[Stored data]
++++++++

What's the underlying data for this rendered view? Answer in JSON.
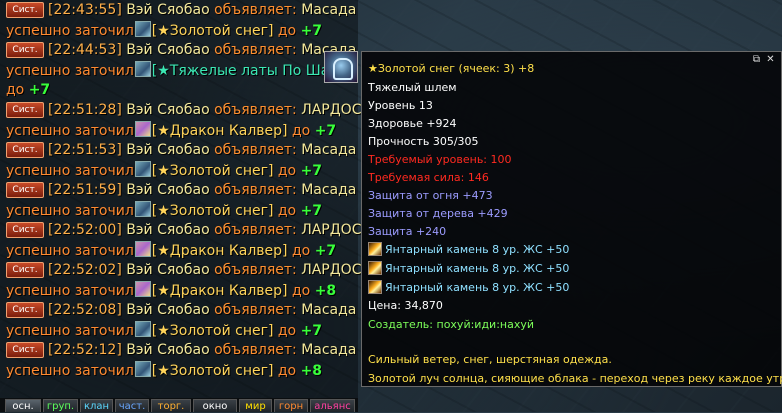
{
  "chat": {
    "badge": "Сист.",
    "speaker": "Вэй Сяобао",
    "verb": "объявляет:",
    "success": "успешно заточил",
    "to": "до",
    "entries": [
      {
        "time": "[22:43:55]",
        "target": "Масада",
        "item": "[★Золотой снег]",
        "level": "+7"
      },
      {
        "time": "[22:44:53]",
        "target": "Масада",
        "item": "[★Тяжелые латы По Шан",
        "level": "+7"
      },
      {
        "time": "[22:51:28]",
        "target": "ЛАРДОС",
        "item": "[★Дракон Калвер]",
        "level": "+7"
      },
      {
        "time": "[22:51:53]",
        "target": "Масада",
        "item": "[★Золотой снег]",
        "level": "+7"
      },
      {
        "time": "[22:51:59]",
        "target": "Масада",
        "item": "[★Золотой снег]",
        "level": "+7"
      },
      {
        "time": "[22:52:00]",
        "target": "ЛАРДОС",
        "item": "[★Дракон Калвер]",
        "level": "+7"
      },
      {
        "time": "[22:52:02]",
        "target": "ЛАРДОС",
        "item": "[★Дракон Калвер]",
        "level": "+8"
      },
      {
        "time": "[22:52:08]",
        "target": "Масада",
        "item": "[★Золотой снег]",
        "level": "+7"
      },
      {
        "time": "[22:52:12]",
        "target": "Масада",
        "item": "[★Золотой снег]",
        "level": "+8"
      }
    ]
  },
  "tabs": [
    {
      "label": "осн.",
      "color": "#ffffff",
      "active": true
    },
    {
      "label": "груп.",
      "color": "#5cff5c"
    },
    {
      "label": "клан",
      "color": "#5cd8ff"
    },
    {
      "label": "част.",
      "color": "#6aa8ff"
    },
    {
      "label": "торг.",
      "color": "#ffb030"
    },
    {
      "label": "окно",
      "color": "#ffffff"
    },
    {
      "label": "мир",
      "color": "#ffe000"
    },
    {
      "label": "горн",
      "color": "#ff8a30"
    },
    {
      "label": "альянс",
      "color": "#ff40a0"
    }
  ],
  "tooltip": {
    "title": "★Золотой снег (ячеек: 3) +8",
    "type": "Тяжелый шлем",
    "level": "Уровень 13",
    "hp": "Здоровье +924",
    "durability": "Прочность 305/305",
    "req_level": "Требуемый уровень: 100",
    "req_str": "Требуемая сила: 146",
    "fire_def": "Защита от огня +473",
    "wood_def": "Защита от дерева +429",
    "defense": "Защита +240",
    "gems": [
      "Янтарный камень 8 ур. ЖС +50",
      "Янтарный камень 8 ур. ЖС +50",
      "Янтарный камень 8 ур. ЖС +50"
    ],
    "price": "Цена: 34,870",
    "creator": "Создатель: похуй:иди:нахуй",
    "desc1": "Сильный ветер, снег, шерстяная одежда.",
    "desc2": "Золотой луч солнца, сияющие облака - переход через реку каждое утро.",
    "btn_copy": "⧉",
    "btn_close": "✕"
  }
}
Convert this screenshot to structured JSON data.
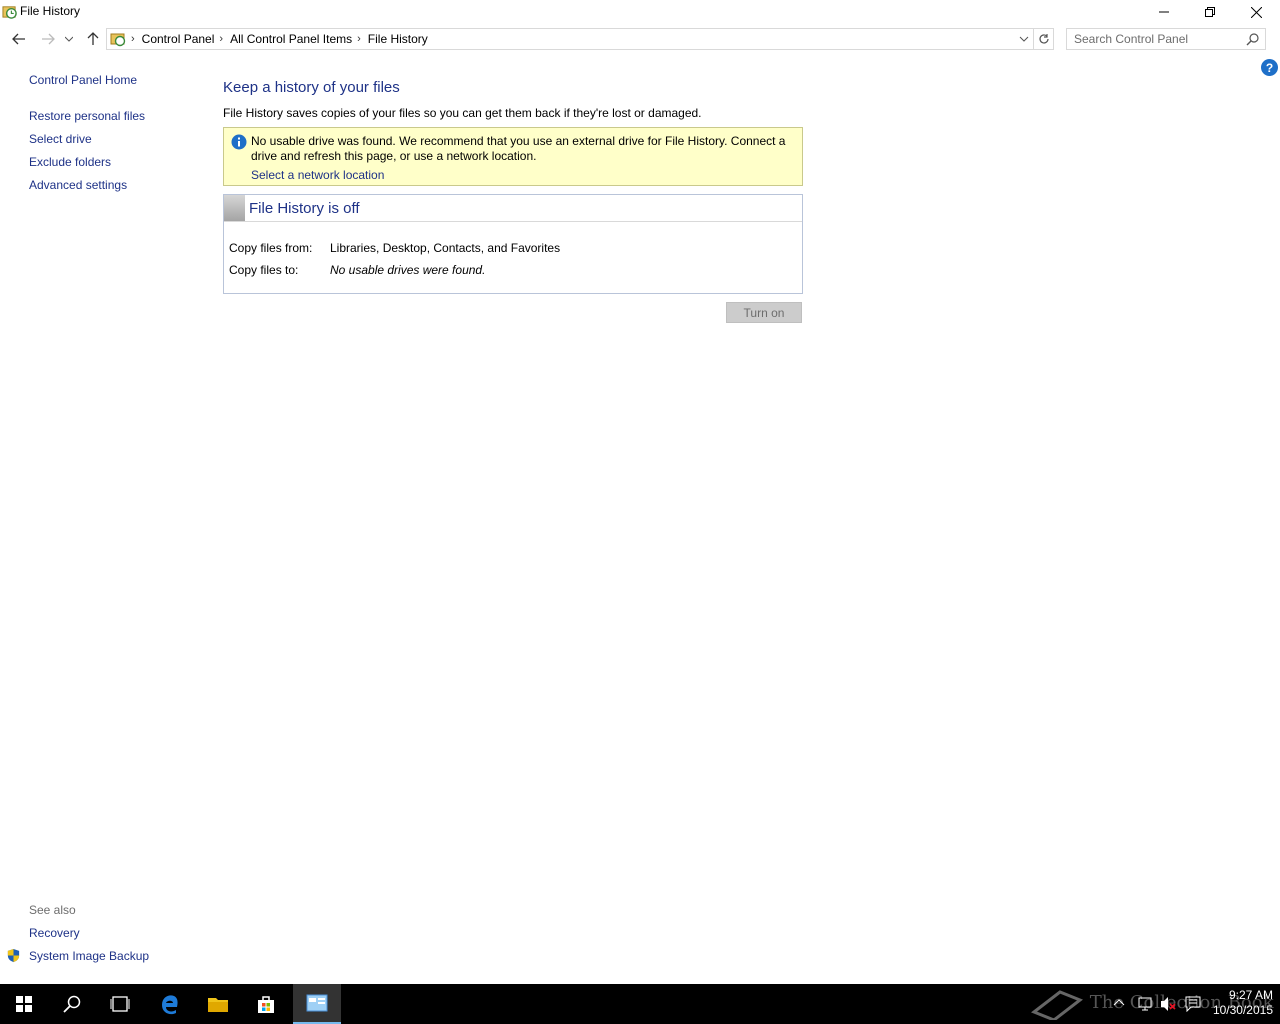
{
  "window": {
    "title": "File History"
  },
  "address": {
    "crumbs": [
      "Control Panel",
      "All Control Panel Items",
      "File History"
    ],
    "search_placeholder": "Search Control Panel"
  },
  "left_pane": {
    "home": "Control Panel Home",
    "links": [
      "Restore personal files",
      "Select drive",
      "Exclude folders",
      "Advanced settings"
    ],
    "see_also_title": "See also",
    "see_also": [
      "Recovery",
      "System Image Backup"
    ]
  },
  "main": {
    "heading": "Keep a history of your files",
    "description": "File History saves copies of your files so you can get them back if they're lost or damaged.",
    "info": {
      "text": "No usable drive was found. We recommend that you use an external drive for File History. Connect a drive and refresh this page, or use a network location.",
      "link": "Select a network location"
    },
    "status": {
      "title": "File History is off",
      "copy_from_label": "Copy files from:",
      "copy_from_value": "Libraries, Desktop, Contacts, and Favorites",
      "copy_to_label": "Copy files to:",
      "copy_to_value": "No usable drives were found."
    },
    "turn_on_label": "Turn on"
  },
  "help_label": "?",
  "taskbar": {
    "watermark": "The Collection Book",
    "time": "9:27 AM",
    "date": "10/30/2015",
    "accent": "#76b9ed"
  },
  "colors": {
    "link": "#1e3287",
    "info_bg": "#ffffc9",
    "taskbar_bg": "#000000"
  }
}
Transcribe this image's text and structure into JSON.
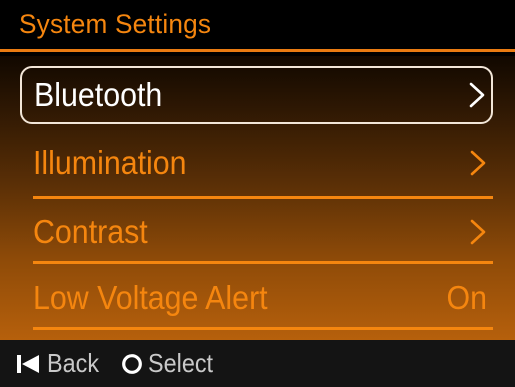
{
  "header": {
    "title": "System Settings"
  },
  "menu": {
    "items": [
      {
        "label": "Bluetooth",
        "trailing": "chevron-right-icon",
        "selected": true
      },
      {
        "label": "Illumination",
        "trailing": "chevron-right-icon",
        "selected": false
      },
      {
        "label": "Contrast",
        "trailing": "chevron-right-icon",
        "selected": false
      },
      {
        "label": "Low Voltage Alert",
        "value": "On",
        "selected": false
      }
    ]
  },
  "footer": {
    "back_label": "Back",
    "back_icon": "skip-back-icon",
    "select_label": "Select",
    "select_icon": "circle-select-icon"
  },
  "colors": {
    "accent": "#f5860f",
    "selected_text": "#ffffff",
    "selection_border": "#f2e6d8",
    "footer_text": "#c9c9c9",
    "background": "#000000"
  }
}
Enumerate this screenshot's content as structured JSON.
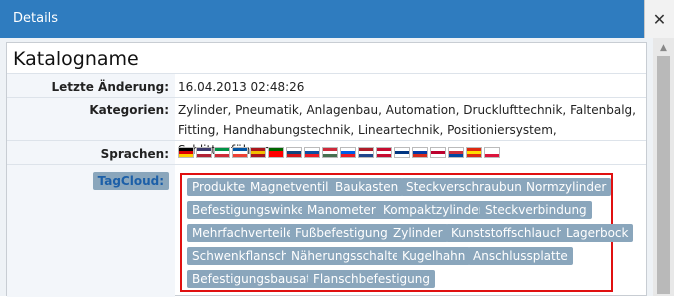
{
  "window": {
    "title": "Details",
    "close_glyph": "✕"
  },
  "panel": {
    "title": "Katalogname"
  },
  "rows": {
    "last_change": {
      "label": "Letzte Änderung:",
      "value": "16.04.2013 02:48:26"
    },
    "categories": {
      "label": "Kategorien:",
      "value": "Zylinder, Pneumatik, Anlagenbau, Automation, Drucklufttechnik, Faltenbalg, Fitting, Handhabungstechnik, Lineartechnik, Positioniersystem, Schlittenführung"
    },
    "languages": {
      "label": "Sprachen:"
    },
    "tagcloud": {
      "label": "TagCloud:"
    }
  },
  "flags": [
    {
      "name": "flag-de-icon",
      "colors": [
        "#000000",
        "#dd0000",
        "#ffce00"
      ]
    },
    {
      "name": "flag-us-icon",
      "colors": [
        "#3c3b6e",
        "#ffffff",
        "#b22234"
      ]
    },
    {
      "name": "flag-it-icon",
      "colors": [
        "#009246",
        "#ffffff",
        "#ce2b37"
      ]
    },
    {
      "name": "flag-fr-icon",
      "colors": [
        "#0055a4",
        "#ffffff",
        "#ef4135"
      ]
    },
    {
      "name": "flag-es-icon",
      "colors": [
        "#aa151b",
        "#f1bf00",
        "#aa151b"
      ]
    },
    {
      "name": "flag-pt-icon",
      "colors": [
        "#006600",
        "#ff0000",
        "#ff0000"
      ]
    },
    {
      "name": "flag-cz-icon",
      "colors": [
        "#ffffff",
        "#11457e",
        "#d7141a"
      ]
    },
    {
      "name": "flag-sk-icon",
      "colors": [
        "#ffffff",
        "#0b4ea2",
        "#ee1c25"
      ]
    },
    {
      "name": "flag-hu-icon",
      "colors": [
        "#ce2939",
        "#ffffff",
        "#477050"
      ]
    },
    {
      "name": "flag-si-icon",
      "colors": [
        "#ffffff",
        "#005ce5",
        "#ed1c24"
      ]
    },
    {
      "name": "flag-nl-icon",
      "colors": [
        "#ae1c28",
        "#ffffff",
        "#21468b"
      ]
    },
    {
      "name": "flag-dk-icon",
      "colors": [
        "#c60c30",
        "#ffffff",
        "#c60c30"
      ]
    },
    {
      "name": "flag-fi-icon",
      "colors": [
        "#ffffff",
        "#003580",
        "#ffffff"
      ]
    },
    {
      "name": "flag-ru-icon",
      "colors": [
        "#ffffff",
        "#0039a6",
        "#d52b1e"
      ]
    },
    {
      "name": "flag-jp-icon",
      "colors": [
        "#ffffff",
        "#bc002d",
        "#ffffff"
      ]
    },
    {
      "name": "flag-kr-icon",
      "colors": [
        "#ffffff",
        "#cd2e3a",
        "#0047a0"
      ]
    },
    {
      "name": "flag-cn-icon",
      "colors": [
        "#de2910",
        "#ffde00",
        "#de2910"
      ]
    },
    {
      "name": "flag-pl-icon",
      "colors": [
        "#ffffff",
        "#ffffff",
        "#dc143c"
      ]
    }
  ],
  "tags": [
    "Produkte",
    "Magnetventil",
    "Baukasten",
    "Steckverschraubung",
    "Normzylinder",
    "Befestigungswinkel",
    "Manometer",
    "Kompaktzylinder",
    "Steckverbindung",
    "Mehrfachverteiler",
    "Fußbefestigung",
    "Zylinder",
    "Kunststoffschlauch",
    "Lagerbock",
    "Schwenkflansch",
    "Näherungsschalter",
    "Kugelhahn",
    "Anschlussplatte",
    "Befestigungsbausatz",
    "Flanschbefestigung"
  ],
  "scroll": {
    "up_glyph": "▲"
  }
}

++++++++

- _YOUR INSTRUCTIONS_
Of the lines in this material, state how many hold the string "location". Write no other words.

- _FINISHED EXERCISE_
2